WORK TO BE COMPLETED =
Below is a block of records; reproduce all of them exactly and leave out any pictures.

SUPPLIED RECORDS =
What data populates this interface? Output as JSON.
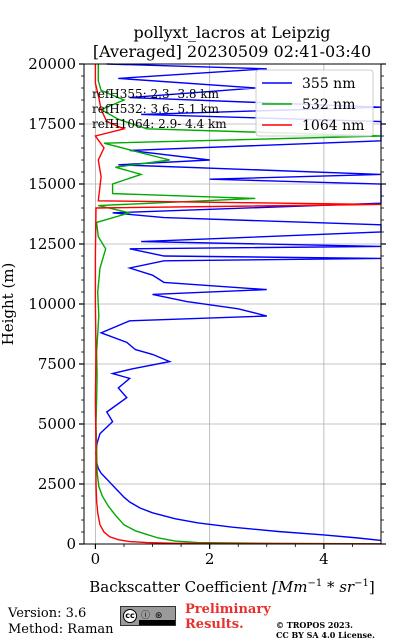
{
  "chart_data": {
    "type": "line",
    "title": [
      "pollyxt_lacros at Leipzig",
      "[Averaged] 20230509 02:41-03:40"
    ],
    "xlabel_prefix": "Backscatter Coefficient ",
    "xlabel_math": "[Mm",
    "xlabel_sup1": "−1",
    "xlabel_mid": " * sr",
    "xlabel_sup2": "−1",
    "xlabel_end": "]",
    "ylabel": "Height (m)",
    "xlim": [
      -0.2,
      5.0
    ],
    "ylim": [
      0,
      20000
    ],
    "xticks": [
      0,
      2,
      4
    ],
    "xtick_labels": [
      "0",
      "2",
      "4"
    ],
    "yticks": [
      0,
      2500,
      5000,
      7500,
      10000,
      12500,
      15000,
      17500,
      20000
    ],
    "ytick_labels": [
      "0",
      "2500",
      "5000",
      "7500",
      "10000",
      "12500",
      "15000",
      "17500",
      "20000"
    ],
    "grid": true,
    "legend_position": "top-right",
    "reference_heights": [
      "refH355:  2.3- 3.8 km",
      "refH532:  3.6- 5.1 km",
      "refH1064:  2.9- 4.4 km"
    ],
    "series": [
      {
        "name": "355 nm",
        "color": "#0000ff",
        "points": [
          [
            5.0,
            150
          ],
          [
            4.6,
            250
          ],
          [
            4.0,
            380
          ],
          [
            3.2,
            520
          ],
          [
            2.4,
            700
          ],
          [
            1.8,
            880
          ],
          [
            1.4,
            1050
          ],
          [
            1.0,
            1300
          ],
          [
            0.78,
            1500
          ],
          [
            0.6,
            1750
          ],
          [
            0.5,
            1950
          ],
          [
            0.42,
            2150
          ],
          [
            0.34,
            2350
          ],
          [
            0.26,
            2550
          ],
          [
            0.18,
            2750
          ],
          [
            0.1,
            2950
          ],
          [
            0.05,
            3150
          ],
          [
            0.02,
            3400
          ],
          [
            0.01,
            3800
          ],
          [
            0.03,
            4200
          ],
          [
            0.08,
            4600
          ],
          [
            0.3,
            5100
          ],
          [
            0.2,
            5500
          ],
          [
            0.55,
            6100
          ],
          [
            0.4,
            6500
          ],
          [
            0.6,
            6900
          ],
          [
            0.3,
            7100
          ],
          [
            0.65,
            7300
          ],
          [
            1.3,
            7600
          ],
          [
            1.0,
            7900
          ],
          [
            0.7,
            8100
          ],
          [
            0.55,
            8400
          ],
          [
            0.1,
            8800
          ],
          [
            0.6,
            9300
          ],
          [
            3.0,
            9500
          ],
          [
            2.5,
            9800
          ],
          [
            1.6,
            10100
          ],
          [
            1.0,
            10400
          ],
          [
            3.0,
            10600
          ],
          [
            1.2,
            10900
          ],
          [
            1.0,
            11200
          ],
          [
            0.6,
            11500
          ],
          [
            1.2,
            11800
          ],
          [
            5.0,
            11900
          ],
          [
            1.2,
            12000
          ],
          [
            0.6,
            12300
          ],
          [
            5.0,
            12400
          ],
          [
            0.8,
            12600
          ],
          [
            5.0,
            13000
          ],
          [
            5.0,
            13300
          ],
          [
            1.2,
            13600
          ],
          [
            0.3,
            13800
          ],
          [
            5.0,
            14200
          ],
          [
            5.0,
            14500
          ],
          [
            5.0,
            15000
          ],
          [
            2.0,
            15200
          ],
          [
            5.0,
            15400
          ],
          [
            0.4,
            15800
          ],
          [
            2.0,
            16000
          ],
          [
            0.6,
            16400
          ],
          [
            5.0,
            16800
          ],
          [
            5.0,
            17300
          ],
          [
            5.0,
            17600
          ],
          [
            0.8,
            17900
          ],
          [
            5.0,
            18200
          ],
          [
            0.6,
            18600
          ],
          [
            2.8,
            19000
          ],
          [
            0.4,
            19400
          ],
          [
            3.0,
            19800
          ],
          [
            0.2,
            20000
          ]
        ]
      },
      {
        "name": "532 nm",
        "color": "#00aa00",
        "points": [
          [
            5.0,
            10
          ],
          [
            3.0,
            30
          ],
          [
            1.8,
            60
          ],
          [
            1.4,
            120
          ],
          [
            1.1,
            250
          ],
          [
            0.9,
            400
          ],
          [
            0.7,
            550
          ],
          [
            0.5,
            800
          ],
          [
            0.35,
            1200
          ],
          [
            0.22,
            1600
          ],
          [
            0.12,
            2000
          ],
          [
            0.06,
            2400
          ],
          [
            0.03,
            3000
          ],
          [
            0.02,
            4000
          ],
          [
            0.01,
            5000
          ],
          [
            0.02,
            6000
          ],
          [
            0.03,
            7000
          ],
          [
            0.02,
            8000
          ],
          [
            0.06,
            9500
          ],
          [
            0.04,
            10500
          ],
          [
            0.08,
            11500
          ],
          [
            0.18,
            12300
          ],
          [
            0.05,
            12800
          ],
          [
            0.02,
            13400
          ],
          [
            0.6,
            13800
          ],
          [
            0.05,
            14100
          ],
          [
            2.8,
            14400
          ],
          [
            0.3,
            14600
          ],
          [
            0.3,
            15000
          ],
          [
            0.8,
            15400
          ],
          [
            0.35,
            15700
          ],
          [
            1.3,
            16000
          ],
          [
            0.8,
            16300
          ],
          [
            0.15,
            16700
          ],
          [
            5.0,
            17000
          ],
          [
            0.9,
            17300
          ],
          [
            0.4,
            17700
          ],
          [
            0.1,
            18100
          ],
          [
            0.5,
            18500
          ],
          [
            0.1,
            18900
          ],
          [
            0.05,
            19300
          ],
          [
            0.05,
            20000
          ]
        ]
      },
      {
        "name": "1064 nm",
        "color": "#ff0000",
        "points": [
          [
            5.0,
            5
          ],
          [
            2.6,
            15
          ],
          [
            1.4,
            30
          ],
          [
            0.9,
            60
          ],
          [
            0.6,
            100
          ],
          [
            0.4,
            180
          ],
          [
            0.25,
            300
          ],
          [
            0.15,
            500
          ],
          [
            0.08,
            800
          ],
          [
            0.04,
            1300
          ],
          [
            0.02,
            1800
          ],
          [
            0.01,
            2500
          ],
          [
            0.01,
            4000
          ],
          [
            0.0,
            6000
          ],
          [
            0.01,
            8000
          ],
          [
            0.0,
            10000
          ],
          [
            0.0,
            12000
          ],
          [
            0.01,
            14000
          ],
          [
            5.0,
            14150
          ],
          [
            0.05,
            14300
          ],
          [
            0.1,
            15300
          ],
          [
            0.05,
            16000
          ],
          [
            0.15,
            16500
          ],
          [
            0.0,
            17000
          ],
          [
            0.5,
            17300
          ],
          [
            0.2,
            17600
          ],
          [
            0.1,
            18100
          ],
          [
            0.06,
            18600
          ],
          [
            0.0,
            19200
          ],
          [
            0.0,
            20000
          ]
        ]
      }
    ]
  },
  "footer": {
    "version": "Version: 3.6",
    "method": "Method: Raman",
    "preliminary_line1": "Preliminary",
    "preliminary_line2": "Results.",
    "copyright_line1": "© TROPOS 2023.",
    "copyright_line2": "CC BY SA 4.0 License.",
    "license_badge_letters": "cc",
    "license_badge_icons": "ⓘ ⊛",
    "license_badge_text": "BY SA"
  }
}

RESULT OF THE EXERCISE =
What data populates this interface? Output as JSON.
{
  "chart_data": {
    "type": "line",
    "title": [
      "pollyxt_lacros at Leipzig",
      "[Averaged] 20230509 02:41-03:40"
    ],
    "xlabel_prefix": "Backscatter Coefficient ",
    "xlabel_math": "[Mm",
    "xlabel_sup1": "−1",
    "xlabel_mid": " * sr",
    "xlabel_sup2": "−1",
    "xlabel_end": "]",
    "ylabel": "Height (m)",
    "xlim": [
      -0.2,
      5.0
    ],
    "ylim": [
      0,
      20000
    ],
    "xticks": [
      0,
      2,
      4
    ],
    "xtick_labels": [
      "0",
      "2",
      "4"
    ],
    "yticks": [
      0,
      2500,
      5000,
      7500,
      10000,
      12500,
      15000,
      17500,
      20000
    ],
    "ytick_labels": [
      "0",
      "2500",
      "5000",
      "7500",
      "10000",
      "12500",
      "15000",
      "17500",
      "20000"
    ],
    "grid": true,
    "legend_position": "top-right",
    "reference_heights": [
      "refH355:  2.3- 3.8 km",
      "refH532:  3.6- 5.1 km",
      "refH1064:  2.9- 4.4 km"
    ],
    "series": [
      {
        "name": "355 nm",
        "color": "#0000ff",
        "points": [
          [
            5.0,
            150
          ],
          [
            4.6,
            250
          ],
          [
            4.0,
            380
          ],
          [
            3.2,
            520
          ],
          [
            2.4,
            700
          ],
          [
            1.8,
            880
          ],
          [
            1.4,
            1050
          ],
          [
            1.0,
            1300
          ],
          [
            0.78,
            1500
          ],
          [
            0.6,
            1750
          ],
          [
            0.5,
            1950
          ],
          [
            0.42,
            2150
          ],
          [
            0.34,
            2350
          ],
          [
            0.26,
            2550
          ],
          [
            0.18,
            2750
          ],
          [
            0.1,
            2950
          ],
          [
            0.05,
            3150
          ],
          [
            0.02,
            3400
          ],
          [
            0.01,
            3800
          ],
          [
            0.03,
            4200
          ],
          [
            0.08,
            4600
          ],
          [
            0.3,
            5100
          ],
          [
            0.2,
            5500
          ],
          [
            0.55,
            6100
          ],
          [
            0.4,
            6500
          ],
          [
            0.6,
            6900
          ],
          [
            0.3,
            7100
          ],
          [
            0.65,
            7300
          ],
          [
            1.3,
            7600
          ],
          [
            1.0,
            7900
          ],
          [
            0.7,
            8100
          ],
          [
            0.55,
            8400
          ],
          [
            0.1,
            8800
          ],
          [
            0.6,
            9300
          ],
          [
            3.0,
            9500
          ],
          [
            2.5,
            9800
          ],
          [
            1.6,
            10100
          ],
          [
            1.0,
            10400
          ],
          [
            3.0,
            10600
          ],
          [
            1.2,
            10900
          ],
          [
            1.0,
            11200
          ],
          [
            0.6,
            11500
          ],
          [
            1.2,
            11800
          ],
          [
            5.0,
            11900
          ],
          [
            1.2,
            12000
          ],
          [
            0.6,
            12300
          ],
          [
            5.0,
            12400
          ],
          [
            0.8,
            12600
          ],
          [
            5.0,
            13000
          ],
          [
            5.0,
            13300
          ],
          [
            1.2,
            13600
          ],
          [
            0.3,
            13800
          ],
          [
            5.0,
            14200
          ],
          [
            5.0,
            14500
          ],
          [
            5.0,
            15000
          ],
          [
            2.0,
            15200
          ],
          [
            5.0,
            15400
          ],
          [
            0.4,
            15800
          ],
          [
            2.0,
            16000
          ],
          [
            0.6,
            16400
          ],
          [
            5.0,
            16800
          ],
          [
            5.0,
            17300
          ],
          [
            5.0,
            17600
          ],
          [
            0.8,
            17900
          ],
          [
            5.0,
            18200
          ],
          [
            0.6,
            18600
          ],
          [
            2.8,
            19000
          ],
          [
            0.4,
            19400
          ],
          [
            3.0,
            19800
          ],
          [
            0.2,
            20000
          ]
        ]
      },
      {
        "name": "532 nm",
        "color": "#00aa00",
        "points": [
          [
            5.0,
            10
          ],
          [
            3.0,
            30
          ],
          [
            1.8,
            60
          ],
          [
            1.4,
            120
          ],
          [
            1.1,
            250
          ],
          [
            0.9,
            400
          ],
          [
            0.7,
            550
          ],
          [
            0.5,
            800
          ],
          [
            0.35,
            1200
          ],
          [
            0.22,
            1600
          ],
          [
            0.12,
            2000
          ],
          [
            0.06,
            2400
          ],
          [
            0.03,
            3000
          ],
          [
            0.02,
            4000
          ],
          [
            0.01,
            5000
          ],
          [
            0.02,
            6000
          ],
          [
            0.03,
            7000
          ],
          [
            0.02,
            8000
          ],
          [
            0.06,
            9500
          ],
          [
            0.04,
            10500
          ],
          [
            0.08,
            11500
          ],
          [
            0.18,
            12300
          ],
          [
            0.05,
            12800
          ],
          [
            0.02,
            13400
          ],
          [
            0.6,
            13800
          ],
          [
            0.05,
            14100
          ],
          [
            2.8,
            14400
          ],
          [
            0.3,
            14600
          ],
          [
            0.3,
            15000
          ],
          [
            0.8,
            15400
          ],
          [
            0.35,
            15700
          ],
          [
            1.3,
            16000
          ],
          [
            0.8,
            16300
          ],
          [
            0.15,
            16700
          ],
          [
            5.0,
            17000
          ],
          [
            0.9,
            17300
          ],
          [
            0.4,
            17700
          ],
          [
            0.1,
            18100
          ],
          [
            0.5,
            18500
          ],
          [
            0.1,
            18900
          ],
          [
            0.05,
            19300
          ],
          [
            0.05,
            20000
          ]
        ]
      },
      {
        "name": "1064 nm",
        "color": "#ff0000",
        "points": [
          [
            5.0,
            5
          ],
          [
            2.6,
            15
          ],
          [
            1.4,
            30
          ],
          [
            0.9,
            60
          ],
          [
            0.6,
            100
          ],
          [
            0.4,
            180
          ],
          [
            0.25,
            300
          ],
          [
            0.15,
            500
          ],
          [
            0.08,
            800
          ],
          [
            0.04,
            1300
          ],
          [
            0.02,
            1800
          ],
          [
            0.01,
            2500
          ],
          [
            0.01,
            4000
          ],
          [
            0.0,
            6000
          ],
          [
            0.01,
            8000
          ],
          [
            0.0,
            10000
          ],
          [
            0.0,
            12000
          ],
          [
            0.01,
            14000
          ],
          [
            5.0,
            14150
          ],
          [
            0.05,
            14300
          ],
          [
            0.1,
            15300
          ],
          [
            0.05,
            16000
          ],
          [
            0.15,
            16500
          ],
          [
            0.0,
            17000
          ],
          [
            0.5,
            17300
          ],
          [
            0.2,
            17600
          ],
          [
            0.1,
            18100
          ],
          [
            0.06,
            18600
          ],
          [
            0.0,
            19200
          ],
          [
            0.0,
            20000
          ]
        ]
      }
    ]
  },
  "footer": {
    "version": "Version: 3.6",
    "method": "Method: Raman",
    "preliminary_line1": "Preliminary",
    "preliminary_line2": "Results.",
    "copyright_line1": "© TROPOS 2023.",
    "copyright_line2": "CC BY SA 4.0 License.",
    "license_badge_letters": "cc",
    "license_badge_icons": "ⓘ ⊛",
    "license_badge_text": "BY SA"
  }
}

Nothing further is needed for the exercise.